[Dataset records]
══════════
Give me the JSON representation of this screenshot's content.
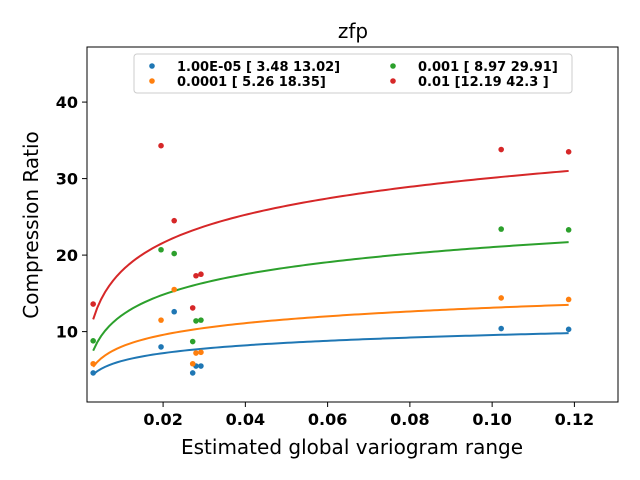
{
  "chart_data": {
    "type": "scatter",
    "title": "zfp",
    "xlabel": "Estimated global variogram range",
    "ylabel": "Compression Ratio",
    "xlim": [
      0.0015,
      0.1306
    ],
    "ylim": [
      0.8,
      47.2
    ],
    "xticks": [
      0.02,
      0.04,
      0.06,
      0.08,
      0.1,
      0.12
    ],
    "xtick_labels": [
      "0.02",
      "0.04",
      "0.06",
      "0.08",
      "0.10",
      "0.12"
    ],
    "yticks": [
      10,
      20,
      30,
      40
    ],
    "ytick_labels": [
      "10",
      "20",
      "30",
      "40"
    ],
    "grid": false,
    "legend_position": "top-center",
    "series": [
      {
        "name": "1.00E-05 [ 3.48 13.02]",
        "color": "#1f77b4",
        "x": [
          0.003,
          0.0195,
          0.0227,
          0.0272,
          0.028,
          0.0292
        ],
        "y": [
          4.6,
          8.0,
          12.6,
          4.6,
          5.5,
          5.5
        ],
        "extra_x": [
          0.1022,
          0.1186
        ],
        "extra_y": [
          10.4,
          10.3
        ],
        "fit": {
          "a": 7.72,
          "b": 0.0
        }
      },
      {
        "name": "0.0001 [ 5.26 18.35]",
        "color": "#ff7f0e",
        "x": [
          0.003,
          0.0195,
          0.0227,
          0.0272,
          0.028,
          0.0292
        ],
        "y": [
          5.8,
          11.5,
          15.5,
          5.8,
          7.2,
          7.3
        ],
        "extra_x": [
          0.1022,
          0.1186
        ],
        "extra_y": [
          14.4,
          14.2
        ],
        "fit": {
          "a": 9.8,
          "b": 0.0
        }
      },
      {
        "name": "0.001 [ 8.97 29.91]",
        "color": "#2ca02c",
        "x": [
          0.003,
          0.0195,
          0.0227,
          0.0272,
          0.028,
          0.0292
        ],
        "y": [
          8.8,
          20.7,
          20.2,
          8.7,
          11.4,
          11.5
        ],
        "extra_x": [
          0.1022,
          0.1186
        ],
        "extra_y": [
          23.4,
          23.3
        ],
        "fit": {
          "a": 15.8,
          "b": 0.0
        }
      },
      {
        "name": "0.01 [12.19 42.3 ]",
        "color": "#d62728",
        "x": [
          0.003,
          0.0195,
          0.0227,
          0.0272,
          0.028,
          0.0292
        ],
        "y": [
          13.6,
          34.3,
          24.5,
          13.1,
          17.3,
          17.5
        ],
        "extra_x": [
          0.1022,
          0.1186
        ],
        "extra_y": [
          33.8,
          33.5
        ],
        "fit": {
          "a": 22.9,
          "b": 0.0
        }
      }
    ],
    "fit_curves": [
      {
        "color": "#1f77b4",
        "y_start": 4.4,
        "y_end": 9.8
      },
      {
        "color": "#ff7f0e",
        "y_start": 5.4,
        "y_end": 13.5
      },
      {
        "color": "#2ca02c",
        "y_start": 7.5,
        "y_end": 21.7
      },
      {
        "color": "#d62728",
        "y_start": 11.6,
        "y_end": 31.0
      }
    ]
  }
}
══════════
[The request]
Copy out each record shown above without alteration, skipping any picture.

[Correct response]
Give me the JSON representation of this screenshot's content.
{
  "chart_data": {
    "type": "scatter",
    "title": "zfp",
    "xlabel": "Estimated global variogram range",
    "ylabel": "Compression Ratio",
    "xlim": [
      0.0015,
      0.1306
    ],
    "ylim": [
      0.8,
      47.2
    ],
    "xticks": [
      0.02,
      0.04,
      0.06,
      0.08,
      0.1,
      0.12
    ],
    "xtick_labels": [
      "0.02",
      "0.04",
      "0.06",
      "0.08",
      "0.10",
      "0.12"
    ],
    "yticks": [
      10,
      20,
      30,
      40
    ],
    "ytick_labels": [
      "10",
      "20",
      "30",
      "40"
    ],
    "grid": false,
    "legend_position": "top-center",
    "series": [
      {
        "name": "1.00E-05 [ 3.48 13.02]",
        "color": "#1f77b4",
        "x": [
          0.003,
          0.0195,
          0.0227,
          0.0272,
          0.028,
          0.0292
        ],
        "y": [
          4.6,
          8.0,
          12.6,
          4.6,
          5.5,
          5.5
        ],
        "extra_x": [
          0.1022,
          0.1186
        ],
        "extra_y": [
          10.4,
          10.3
        ],
        "fit": {
          "a": 7.72,
          "b": 0.0
        }
      },
      {
        "name": "0.0001 [ 5.26 18.35]",
        "color": "#ff7f0e",
        "x": [
          0.003,
          0.0195,
          0.0227,
          0.0272,
          0.028,
          0.0292
        ],
        "y": [
          5.8,
          11.5,
          15.5,
          5.8,
          7.2,
          7.3
        ],
        "extra_x": [
          0.1022,
          0.1186
        ],
        "extra_y": [
          14.4,
          14.2
        ],
        "fit": {
          "a": 9.8,
          "b": 0.0
        }
      },
      {
        "name": "0.001 [ 8.97 29.91]",
        "color": "#2ca02c",
        "x": [
          0.003,
          0.0195,
          0.0227,
          0.0272,
          0.028,
          0.0292
        ],
        "y": [
          8.8,
          20.7,
          20.2,
          8.7,
          11.4,
          11.5
        ],
        "extra_x": [
          0.1022,
          0.1186
        ],
        "extra_y": [
          23.4,
          23.3
        ],
        "fit": {
          "a": 15.8,
          "b": 0.0
        }
      },
      {
        "name": "0.01 [12.19 42.3 ]",
        "color": "#d62728",
        "x": [
          0.003,
          0.0195,
          0.0227,
          0.0272,
          0.028,
          0.0292
        ],
        "y": [
          13.6,
          34.3,
          24.5,
          13.1,
          17.3,
          17.5
        ],
        "extra_x": [
          0.1022,
          0.1186
        ],
        "extra_y": [
          33.8,
          33.5
        ],
        "fit": {
          "a": 22.9,
          "b": 0.0
        }
      }
    ],
    "fit_curves": [
      {
        "color": "#1f77b4",
        "y_start": 4.4,
        "y_end": 9.8
      },
      {
        "color": "#ff7f0e",
        "y_start": 5.4,
        "y_end": 13.5
      },
      {
        "color": "#2ca02c",
        "y_start": 7.5,
        "y_end": 21.7
      },
      {
        "color": "#d62728",
        "y_start": 11.6,
        "y_end": 31.0
      }
    ]
  }
}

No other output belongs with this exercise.